◆ **Material for the task**
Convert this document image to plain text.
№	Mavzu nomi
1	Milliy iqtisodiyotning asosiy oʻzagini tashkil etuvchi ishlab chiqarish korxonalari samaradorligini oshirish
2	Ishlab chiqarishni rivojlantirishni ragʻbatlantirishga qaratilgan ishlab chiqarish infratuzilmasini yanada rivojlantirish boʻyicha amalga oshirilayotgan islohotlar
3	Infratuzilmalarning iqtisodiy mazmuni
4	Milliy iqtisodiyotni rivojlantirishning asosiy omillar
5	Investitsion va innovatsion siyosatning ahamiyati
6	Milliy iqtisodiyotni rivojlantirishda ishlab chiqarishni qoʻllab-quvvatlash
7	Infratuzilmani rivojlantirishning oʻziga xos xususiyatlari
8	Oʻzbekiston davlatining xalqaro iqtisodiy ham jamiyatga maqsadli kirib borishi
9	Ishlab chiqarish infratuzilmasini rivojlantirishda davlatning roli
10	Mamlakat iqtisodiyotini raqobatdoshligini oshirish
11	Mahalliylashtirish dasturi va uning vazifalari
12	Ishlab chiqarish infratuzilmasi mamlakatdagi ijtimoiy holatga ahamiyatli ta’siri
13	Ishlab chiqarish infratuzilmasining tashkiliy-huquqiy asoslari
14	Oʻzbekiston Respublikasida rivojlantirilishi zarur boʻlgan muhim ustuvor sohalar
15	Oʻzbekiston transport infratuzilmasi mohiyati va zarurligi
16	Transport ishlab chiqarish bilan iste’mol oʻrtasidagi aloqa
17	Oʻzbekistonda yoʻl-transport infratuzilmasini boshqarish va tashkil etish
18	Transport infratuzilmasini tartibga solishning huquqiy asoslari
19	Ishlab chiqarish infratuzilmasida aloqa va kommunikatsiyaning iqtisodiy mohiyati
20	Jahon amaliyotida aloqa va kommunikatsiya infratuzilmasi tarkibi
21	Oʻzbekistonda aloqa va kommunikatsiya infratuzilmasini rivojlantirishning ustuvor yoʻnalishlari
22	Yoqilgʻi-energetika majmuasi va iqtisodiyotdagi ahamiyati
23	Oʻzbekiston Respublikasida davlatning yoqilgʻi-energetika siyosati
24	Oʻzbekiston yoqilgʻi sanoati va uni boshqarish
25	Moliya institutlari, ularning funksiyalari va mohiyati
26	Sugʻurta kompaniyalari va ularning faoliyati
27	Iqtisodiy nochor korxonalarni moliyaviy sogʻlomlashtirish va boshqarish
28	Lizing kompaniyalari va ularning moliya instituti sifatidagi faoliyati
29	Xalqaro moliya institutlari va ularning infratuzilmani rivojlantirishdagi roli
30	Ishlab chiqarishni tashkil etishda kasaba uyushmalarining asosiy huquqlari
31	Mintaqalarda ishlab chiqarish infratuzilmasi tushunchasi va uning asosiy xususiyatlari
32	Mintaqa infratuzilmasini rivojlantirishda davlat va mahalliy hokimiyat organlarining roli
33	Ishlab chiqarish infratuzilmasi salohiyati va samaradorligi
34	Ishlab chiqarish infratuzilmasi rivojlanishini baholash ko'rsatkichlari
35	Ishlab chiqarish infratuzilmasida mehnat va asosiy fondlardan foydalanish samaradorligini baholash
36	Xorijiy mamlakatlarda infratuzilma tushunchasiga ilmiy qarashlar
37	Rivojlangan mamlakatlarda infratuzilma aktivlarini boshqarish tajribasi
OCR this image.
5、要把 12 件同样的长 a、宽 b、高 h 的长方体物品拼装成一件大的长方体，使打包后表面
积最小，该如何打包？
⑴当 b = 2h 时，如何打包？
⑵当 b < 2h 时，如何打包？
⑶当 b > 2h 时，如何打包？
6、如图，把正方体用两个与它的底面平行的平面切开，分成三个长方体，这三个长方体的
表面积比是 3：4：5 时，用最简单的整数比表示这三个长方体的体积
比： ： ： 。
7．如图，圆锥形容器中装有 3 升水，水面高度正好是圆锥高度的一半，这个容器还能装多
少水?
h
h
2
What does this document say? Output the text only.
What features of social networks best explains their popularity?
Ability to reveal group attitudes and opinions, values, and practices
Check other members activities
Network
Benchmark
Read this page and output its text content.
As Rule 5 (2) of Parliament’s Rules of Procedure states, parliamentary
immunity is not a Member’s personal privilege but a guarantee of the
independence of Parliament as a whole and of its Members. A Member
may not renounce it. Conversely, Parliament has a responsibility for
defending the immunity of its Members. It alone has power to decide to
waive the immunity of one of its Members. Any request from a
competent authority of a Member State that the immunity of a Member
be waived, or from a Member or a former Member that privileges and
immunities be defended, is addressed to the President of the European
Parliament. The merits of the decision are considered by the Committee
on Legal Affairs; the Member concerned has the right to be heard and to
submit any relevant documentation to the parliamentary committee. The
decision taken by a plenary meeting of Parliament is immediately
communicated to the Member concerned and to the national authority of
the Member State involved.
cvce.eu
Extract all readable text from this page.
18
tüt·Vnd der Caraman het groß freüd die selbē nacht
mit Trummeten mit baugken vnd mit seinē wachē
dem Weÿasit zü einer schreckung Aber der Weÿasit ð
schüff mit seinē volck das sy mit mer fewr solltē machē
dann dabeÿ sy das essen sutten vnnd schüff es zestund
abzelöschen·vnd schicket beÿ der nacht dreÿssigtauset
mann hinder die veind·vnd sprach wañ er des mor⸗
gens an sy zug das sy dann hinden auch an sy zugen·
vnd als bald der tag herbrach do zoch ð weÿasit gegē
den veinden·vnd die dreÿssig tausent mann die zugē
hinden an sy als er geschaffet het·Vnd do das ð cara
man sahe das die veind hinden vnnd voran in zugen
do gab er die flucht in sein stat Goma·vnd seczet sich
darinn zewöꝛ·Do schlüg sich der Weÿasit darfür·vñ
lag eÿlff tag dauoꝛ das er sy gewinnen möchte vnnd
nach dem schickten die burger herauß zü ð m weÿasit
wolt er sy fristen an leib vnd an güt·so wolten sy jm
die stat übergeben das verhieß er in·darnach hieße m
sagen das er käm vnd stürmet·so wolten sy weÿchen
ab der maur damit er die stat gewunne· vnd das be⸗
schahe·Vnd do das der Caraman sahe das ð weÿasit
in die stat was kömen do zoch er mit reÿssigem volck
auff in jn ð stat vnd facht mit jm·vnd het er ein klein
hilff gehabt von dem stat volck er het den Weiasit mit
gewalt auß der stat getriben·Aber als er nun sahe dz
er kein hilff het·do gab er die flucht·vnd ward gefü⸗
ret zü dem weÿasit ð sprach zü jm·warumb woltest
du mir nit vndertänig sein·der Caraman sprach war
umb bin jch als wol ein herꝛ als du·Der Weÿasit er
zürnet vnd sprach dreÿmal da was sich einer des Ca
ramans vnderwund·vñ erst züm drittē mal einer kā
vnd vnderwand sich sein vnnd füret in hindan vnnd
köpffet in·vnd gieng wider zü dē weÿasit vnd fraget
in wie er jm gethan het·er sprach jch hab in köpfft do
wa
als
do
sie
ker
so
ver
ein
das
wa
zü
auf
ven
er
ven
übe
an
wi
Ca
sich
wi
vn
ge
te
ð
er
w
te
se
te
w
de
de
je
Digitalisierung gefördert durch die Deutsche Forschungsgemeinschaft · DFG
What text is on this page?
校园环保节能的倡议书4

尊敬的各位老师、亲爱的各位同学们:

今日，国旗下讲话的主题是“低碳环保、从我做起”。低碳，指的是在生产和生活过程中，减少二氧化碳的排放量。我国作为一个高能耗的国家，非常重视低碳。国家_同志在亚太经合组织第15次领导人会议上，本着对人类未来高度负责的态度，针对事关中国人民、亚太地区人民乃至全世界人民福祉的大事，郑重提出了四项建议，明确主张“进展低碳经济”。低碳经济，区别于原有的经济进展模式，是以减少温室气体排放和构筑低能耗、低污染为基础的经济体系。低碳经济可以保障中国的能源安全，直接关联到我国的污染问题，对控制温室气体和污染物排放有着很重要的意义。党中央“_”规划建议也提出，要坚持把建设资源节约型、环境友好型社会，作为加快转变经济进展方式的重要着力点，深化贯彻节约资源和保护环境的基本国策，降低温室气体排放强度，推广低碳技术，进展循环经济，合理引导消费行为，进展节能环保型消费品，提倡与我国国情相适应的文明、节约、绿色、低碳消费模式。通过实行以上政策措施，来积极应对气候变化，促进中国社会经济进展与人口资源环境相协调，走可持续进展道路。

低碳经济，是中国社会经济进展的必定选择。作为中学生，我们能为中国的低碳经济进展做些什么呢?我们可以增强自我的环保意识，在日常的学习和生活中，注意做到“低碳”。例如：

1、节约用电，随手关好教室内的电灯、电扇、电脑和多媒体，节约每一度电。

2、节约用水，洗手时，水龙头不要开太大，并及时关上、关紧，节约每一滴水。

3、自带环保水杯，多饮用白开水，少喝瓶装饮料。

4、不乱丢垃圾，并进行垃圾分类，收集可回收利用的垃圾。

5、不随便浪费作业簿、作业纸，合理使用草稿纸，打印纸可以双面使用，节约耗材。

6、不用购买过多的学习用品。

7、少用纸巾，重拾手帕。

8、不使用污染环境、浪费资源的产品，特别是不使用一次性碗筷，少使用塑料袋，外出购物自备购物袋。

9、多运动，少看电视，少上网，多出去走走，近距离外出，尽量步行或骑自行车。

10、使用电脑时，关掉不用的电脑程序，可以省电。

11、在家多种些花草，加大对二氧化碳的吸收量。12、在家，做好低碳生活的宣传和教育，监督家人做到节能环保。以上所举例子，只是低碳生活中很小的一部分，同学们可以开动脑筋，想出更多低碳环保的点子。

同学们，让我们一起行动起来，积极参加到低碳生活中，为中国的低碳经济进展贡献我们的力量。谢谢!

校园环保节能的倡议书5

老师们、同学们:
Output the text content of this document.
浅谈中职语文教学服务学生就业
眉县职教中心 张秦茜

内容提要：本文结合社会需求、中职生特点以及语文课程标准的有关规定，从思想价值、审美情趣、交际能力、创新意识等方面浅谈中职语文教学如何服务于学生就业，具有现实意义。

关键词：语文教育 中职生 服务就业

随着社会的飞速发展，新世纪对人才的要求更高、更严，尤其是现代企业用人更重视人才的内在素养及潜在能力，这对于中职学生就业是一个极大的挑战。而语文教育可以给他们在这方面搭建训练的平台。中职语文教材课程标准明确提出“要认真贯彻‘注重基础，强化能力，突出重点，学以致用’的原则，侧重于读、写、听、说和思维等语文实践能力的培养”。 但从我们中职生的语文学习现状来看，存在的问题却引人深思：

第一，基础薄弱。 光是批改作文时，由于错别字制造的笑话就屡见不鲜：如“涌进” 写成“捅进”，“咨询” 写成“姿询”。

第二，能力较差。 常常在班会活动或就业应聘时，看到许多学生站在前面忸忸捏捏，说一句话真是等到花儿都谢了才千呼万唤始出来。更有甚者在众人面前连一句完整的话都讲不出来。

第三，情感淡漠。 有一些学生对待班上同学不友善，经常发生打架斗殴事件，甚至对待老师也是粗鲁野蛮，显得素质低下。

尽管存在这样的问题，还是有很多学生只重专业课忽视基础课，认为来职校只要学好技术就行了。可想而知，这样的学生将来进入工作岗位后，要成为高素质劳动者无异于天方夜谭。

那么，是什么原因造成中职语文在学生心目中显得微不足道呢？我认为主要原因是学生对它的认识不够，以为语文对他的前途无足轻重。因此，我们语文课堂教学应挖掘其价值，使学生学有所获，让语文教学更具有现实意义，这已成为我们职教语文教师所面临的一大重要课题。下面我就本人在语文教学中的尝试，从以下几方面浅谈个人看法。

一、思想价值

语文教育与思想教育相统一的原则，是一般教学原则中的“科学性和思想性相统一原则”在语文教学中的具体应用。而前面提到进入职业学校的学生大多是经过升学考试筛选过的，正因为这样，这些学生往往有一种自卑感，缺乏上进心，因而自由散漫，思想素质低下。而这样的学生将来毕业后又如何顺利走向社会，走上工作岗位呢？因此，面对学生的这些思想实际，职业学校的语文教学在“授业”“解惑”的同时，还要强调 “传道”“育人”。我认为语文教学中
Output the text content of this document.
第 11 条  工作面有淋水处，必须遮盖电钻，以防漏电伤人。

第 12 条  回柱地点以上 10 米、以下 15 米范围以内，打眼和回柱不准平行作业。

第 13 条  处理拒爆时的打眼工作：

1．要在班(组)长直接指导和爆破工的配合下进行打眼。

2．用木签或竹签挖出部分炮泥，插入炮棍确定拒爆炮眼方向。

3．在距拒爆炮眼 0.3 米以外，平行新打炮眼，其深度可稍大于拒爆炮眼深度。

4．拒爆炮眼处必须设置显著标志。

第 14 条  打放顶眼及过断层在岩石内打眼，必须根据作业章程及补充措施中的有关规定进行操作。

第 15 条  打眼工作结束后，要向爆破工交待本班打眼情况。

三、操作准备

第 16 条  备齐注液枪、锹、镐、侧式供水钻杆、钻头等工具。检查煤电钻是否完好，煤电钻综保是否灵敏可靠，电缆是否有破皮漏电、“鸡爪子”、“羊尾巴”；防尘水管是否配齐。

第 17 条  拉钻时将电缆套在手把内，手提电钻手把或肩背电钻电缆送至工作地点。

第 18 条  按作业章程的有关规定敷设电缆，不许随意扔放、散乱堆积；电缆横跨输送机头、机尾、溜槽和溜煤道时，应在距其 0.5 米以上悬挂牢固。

◆ **Problem requirements**
Return each line in the records that holds the string "samaradorligini".

◆ **Correct response**
1	Milliy iqtisodiyotning asosiy oʻzagini tashkil etuvchi ishlab chiqarish korxonalari samaradorligini oshirish
35	Ishlab chiqarish infratuzilmasida mehnat va asosiy fondlardan foydalanish samaradorligini baholash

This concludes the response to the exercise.